Short problem | Restate all the material verbatim, except for the pictures.

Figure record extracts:
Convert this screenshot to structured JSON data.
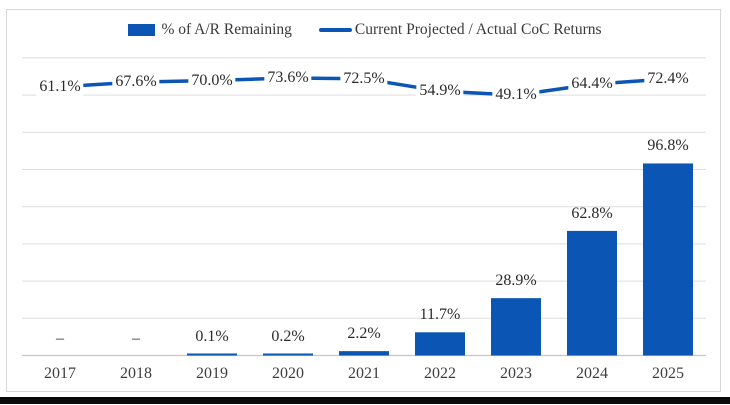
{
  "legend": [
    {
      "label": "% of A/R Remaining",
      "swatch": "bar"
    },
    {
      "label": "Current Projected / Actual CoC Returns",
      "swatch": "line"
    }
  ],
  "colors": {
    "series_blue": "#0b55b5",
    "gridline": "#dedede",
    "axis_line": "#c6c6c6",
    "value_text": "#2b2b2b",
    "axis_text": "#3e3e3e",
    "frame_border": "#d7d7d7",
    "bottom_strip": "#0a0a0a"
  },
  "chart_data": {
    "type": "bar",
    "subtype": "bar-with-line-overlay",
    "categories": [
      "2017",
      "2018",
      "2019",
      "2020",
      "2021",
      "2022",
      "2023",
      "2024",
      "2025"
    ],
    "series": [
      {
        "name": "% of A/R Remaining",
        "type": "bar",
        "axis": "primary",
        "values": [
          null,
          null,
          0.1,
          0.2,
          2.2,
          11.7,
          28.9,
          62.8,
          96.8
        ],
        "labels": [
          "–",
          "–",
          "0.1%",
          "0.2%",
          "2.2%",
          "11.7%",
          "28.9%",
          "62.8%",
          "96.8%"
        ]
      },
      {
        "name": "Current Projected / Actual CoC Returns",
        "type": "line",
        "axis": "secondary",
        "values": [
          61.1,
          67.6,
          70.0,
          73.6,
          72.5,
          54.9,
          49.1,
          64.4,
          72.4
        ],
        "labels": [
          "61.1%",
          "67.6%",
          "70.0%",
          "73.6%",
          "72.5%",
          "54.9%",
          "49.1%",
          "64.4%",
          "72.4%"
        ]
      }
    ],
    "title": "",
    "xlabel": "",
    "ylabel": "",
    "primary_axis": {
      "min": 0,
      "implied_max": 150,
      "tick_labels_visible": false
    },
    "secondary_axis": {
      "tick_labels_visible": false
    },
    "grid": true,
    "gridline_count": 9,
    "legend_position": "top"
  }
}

Solved exercise |
Convert this screenshot to structured JSON data.
{
  "legend": [
    {
      "label": "% of A/R Remaining",
      "swatch": "bar"
    },
    {
      "label": "Current Projected / Actual CoC Returns",
      "swatch": "line"
    }
  ],
  "colors": {
    "series_blue": "#0b55b5",
    "gridline": "#dedede",
    "axis_line": "#c6c6c6",
    "value_text": "#2b2b2b",
    "axis_text": "#3e3e3e",
    "frame_border": "#d7d7d7",
    "bottom_strip": "#0a0a0a"
  },
  "chart_data": {
    "type": "bar",
    "subtype": "bar-with-line-overlay",
    "categories": [
      "2017",
      "2018",
      "2019",
      "2020",
      "2021",
      "2022",
      "2023",
      "2024",
      "2025"
    ],
    "series": [
      {
        "name": "% of A/R Remaining",
        "type": "bar",
        "axis": "primary",
        "values": [
          null,
          null,
          0.1,
          0.2,
          2.2,
          11.7,
          28.9,
          62.8,
          96.8
        ],
        "labels": [
          "–",
          "–",
          "0.1%",
          "0.2%",
          "2.2%",
          "11.7%",
          "28.9%",
          "62.8%",
          "96.8%"
        ]
      },
      {
        "name": "Current Projected / Actual CoC Returns",
        "type": "line",
        "axis": "secondary",
        "values": [
          61.1,
          67.6,
          70.0,
          73.6,
          72.5,
          54.9,
          49.1,
          64.4,
          72.4
        ],
        "labels": [
          "61.1%",
          "67.6%",
          "70.0%",
          "73.6%",
          "72.5%",
          "54.9%",
          "49.1%",
          "64.4%",
          "72.4%"
        ]
      }
    ],
    "title": "",
    "xlabel": "",
    "ylabel": "",
    "primary_axis": {
      "min": 0,
      "implied_max": 150,
      "tick_labels_visible": false
    },
    "secondary_axis": {
      "tick_labels_visible": false
    },
    "grid": true,
    "gridline_count": 9,
    "legend_position": "top"
  }
}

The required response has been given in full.